What you have to do: Print out every entry that follows, exactly as written.
──────────
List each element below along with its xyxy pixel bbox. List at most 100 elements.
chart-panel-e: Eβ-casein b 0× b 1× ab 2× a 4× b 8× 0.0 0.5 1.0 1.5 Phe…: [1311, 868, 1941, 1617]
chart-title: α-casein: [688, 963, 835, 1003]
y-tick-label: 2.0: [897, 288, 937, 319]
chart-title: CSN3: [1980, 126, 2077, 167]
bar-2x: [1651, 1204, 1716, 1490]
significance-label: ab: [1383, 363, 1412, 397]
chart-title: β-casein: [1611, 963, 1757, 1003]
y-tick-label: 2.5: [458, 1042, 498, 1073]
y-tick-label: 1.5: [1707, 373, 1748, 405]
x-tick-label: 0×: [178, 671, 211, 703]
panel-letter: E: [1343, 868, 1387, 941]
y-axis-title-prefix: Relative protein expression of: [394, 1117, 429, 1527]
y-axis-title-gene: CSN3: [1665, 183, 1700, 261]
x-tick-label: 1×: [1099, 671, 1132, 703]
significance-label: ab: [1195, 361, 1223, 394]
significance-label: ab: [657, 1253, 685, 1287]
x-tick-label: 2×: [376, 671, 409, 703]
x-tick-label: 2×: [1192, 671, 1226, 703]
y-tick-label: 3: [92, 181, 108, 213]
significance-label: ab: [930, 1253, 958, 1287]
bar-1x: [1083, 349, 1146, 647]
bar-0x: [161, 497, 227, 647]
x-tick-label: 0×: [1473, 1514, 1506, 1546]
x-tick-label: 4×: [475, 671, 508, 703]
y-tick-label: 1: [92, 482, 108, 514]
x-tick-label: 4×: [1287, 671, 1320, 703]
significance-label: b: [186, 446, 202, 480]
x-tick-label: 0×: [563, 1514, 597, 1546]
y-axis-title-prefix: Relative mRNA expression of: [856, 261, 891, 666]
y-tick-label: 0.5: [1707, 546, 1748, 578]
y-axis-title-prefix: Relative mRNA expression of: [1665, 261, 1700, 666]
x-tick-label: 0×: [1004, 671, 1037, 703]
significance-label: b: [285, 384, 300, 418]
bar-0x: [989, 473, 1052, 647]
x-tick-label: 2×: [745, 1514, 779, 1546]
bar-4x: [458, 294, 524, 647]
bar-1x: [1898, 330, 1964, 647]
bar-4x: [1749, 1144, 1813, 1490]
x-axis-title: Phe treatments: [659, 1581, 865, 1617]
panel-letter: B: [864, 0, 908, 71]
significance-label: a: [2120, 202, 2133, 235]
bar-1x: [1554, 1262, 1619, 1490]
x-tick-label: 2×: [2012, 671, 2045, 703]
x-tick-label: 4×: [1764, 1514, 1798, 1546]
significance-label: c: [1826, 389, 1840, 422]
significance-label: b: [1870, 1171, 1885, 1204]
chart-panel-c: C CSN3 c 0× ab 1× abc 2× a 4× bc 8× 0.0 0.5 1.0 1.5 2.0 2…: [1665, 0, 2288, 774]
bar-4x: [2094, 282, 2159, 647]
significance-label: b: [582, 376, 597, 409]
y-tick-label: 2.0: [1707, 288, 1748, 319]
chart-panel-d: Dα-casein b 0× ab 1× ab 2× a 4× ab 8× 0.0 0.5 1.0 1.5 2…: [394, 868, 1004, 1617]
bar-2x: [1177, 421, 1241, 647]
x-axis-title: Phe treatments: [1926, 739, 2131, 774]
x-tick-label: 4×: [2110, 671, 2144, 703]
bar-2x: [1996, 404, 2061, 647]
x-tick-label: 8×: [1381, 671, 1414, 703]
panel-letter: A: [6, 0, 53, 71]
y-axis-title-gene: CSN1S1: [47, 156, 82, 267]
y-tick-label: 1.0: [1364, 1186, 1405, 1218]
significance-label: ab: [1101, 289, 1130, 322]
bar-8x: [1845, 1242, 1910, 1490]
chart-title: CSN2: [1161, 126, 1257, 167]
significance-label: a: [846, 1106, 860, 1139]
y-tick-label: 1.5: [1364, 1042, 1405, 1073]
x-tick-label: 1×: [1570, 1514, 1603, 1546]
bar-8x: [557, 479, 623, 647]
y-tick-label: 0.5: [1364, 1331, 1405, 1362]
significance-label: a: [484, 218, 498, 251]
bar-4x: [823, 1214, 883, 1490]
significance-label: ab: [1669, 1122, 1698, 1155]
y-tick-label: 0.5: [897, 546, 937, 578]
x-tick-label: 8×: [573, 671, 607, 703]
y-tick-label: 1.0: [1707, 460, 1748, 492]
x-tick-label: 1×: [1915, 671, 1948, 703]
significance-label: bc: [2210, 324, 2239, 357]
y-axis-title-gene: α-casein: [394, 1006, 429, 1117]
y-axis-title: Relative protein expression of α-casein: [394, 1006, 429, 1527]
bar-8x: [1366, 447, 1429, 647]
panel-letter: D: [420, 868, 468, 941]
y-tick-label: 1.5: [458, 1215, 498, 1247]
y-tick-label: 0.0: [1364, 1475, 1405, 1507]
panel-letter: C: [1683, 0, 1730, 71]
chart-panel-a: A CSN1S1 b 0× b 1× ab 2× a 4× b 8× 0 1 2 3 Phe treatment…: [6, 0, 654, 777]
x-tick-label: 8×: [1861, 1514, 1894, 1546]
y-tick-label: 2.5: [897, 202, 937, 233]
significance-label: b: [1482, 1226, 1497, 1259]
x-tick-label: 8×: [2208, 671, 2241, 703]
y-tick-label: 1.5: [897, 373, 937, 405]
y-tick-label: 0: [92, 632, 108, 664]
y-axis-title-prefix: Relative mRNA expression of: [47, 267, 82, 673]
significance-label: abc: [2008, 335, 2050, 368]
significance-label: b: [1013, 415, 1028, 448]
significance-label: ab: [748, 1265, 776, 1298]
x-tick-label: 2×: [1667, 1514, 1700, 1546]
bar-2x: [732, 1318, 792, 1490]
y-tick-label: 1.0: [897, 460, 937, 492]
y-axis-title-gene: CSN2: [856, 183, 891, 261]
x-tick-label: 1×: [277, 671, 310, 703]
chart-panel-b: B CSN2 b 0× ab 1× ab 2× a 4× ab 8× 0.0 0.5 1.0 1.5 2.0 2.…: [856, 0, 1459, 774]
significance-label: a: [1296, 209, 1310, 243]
──────────
Completed exercise:
List each element below along with its xyxy pixel bbox. List at most 100 elements.
chart-panel-e: Eβ-casein b 0× b 1× ab 2× a 4× b 8× 0.0 0.5 1.0 1.5 Phe…: [1311, 868, 1941, 1617]
chart-title: α-casein: [688, 963, 835, 1003]
y-tick-label: 2.0: [897, 288, 937, 319]
chart-title: CSN3: [1980, 126, 2077, 167]
bar-2x: [1651, 1204, 1716, 1490]
significance-label: ab: [1383, 363, 1412, 397]
chart-title: β-casein: [1611, 963, 1757, 1003]
y-tick-label: 2.5: [458, 1042, 498, 1073]
y-tick-label: 1.5: [1707, 373, 1748, 405]
x-tick-label: 0×: [178, 671, 211, 703]
panel-letter: E: [1343, 868, 1387, 941]
y-axis-title-prefix: Relative protein expression of: [394, 1117, 429, 1527]
y-axis-title-gene: CSN3: [1665, 183, 1700, 261]
x-tick-label: 1×: [1099, 671, 1132, 703]
significance-label: ab: [1195, 361, 1223, 394]
significance-label: ab: [657, 1253, 685, 1287]
x-tick-label: 2×: [376, 671, 409, 703]
x-tick-label: 2×: [1192, 671, 1226, 703]
y-tick-label: 3: [92, 181, 108, 213]
significance-label: ab: [930, 1253, 958, 1287]
bar-1x: [1083, 349, 1146, 647]
bar-0x: [161, 497, 227, 647]
x-tick-label: 0×: [1473, 1514, 1506, 1546]
x-tick-label: 4×: [475, 671, 508, 703]
y-tick-label: 1: [92, 482, 108, 514]
x-tick-label: 4×: [1287, 671, 1320, 703]
significance-label: b: [186, 446, 202, 480]
x-tick-label: 0×: [563, 1514, 597, 1546]
y-axis-title-prefix: Relative mRNA expression of: [856, 261, 891, 666]
y-tick-label: 0.5: [1707, 546, 1748, 578]
y-axis-title-prefix: Relative mRNA expression of: [1665, 261, 1700, 666]
x-tick-label: 0×: [1004, 671, 1037, 703]
significance-label: b: [285, 384, 300, 418]
bar-0x: [989, 473, 1052, 647]
x-tick-label: 2×: [745, 1514, 779, 1546]
bar-4x: [458, 294, 524, 647]
bar-1x: [1898, 330, 1964, 647]
bar-4x: [1749, 1144, 1813, 1490]
x-axis-title: Phe treatments: [659, 1581, 865, 1617]
panel-letter: B: [864, 0, 908, 71]
significance-label: a: [2120, 202, 2133, 235]
bar-1x: [1554, 1262, 1619, 1490]
x-tick-label: 2×: [2012, 671, 2045, 703]
x-tick-label: 4×: [1764, 1514, 1798, 1546]
significance-label: c: [1826, 389, 1840, 422]
significance-label: b: [1870, 1171, 1885, 1204]
chart-panel-c: C CSN3 c 0× ab 1× abc 2× a 4× bc 8× 0.0 0.5 1.0 1.5 2.0 2…: [1665, 0, 2288, 774]
bar-4x: [2094, 282, 2159, 647]
significance-label: b: [582, 376, 597, 409]
y-tick-label: 2.0: [1707, 288, 1748, 319]
chart-panel-d: Dα-casein b 0× ab 1× ab 2× a 4× ab 8× 0.0 0.5 1.0 1.5 2…: [394, 868, 1004, 1617]
bar-2x: [1177, 421, 1241, 647]
x-axis-title: Phe treatments: [1926, 739, 2131, 774]
x-tick-label: 4×: [2110, 671, 2144, 703]
bar-2x: [1996, 404, 2061, 647]
x-tick-label: 8×: [1381, 671, 1414, 703]
panel-letter: A: [6, 0, 53, 71]
y-axis-title-gene: CSN1S1: [47, 156, 82, 267]
y-tick-label: 1.0: [1364, 1186, 1405, 1218]
significance-label: ab: [1101, 289, 1130, 322]
bar-8x: [1845, 1242, 1910, 1490]
chart-title: CSN2: [1161, 126, 1257, 167]
significance-label: a: [846, 1106, 860, 1139]
y-tick-label: 1.5: [1364, 1042, 1405, 1073]
x-tick-label: 1×: [1570, 1514, 1603, 1546]
bar-8x: [557, 479, 623, 647]
y-tick-label: 0.5: [1364, 1331, 1405, 1362]
significance-label: a: [484, 218, 498, 251]
bar-4x: [823, 1214, 883, 1490]
significance-label: ab: [1669, 1122, 1698, 1155]
y-tick-label: 0.5: [897, 546, 937, 578]
x-tick-label: 8×: [573, 671, 607, 703]
y-tick-label: 1.0: [1707, 460, 1748, 492]
x-tick-label: 1×: [1915, 671, 1948, 703]
significance-label: bc: [2210, 324, 2239, 357]
y-axis-title-gene: α-casein: [394, 1006, 429, 1117]
y-axis-title: Relative protein expression of α-casein: [394, 1006, 429, 1527]
bar-8x: [1366, 447, 1429, 647]
panel-letter: D: [420, 868, 468, 941]
y-tick-label: 1.5: [458, 1215, 498, 1247]
y-tick-label: 0.0: [1364, 1475, 1405, 1507]
panel-letter: C: [1683, 0, 1730, 71]
chart-panel-a: A CSN1S1 b 0× b 1× ab 2× a 4× b 8× 0 1 2 3 Phe treatment…: [6, 0, 654, 777]
x-tick-label: 8×: [1861, 1514, 1894, 1546]
y-tick-label: 2.5: [897, 202, 937, 233]
significance-label: b: [1482, 1226, 1497, 1259]
x-tick-label: 8×: [2208, 671, 2241, 703]
y-tick-label: 1.5: [897, 373, 937, 405]
y-tick-label: 0: [92, 632, 108, 664]
y-axis-title-prefix: Relative mRNA expression of: [47, 267, 82, 673]
significance-label: abc: [2008, 335, 2050, 368]
significance-label: b: [1013, 415, 1028, 448]
significance-label: ab: [748, 1265, 776, 1298]
x-tick-label: 2×: [1667, 1514, 1700, 1546]
bar-2x: [732, 1318, 792, 1490]
y-tick-label: 1.0: [897, 460, 937, 492]
y-axis-title-gene: CSN2: [856, 183, 891, 261]
x-tick-label: 1×: [277, 671, 310, 703]
chart-panel-b: B CSN2 b 0× ab 1× ab 2× a 4× ab 8× 0.0 0.5 1.0 1.5 2.0 2.…: [856, 0, 1459, 774]
significance-label: a: [1296, 209, 1310, 243]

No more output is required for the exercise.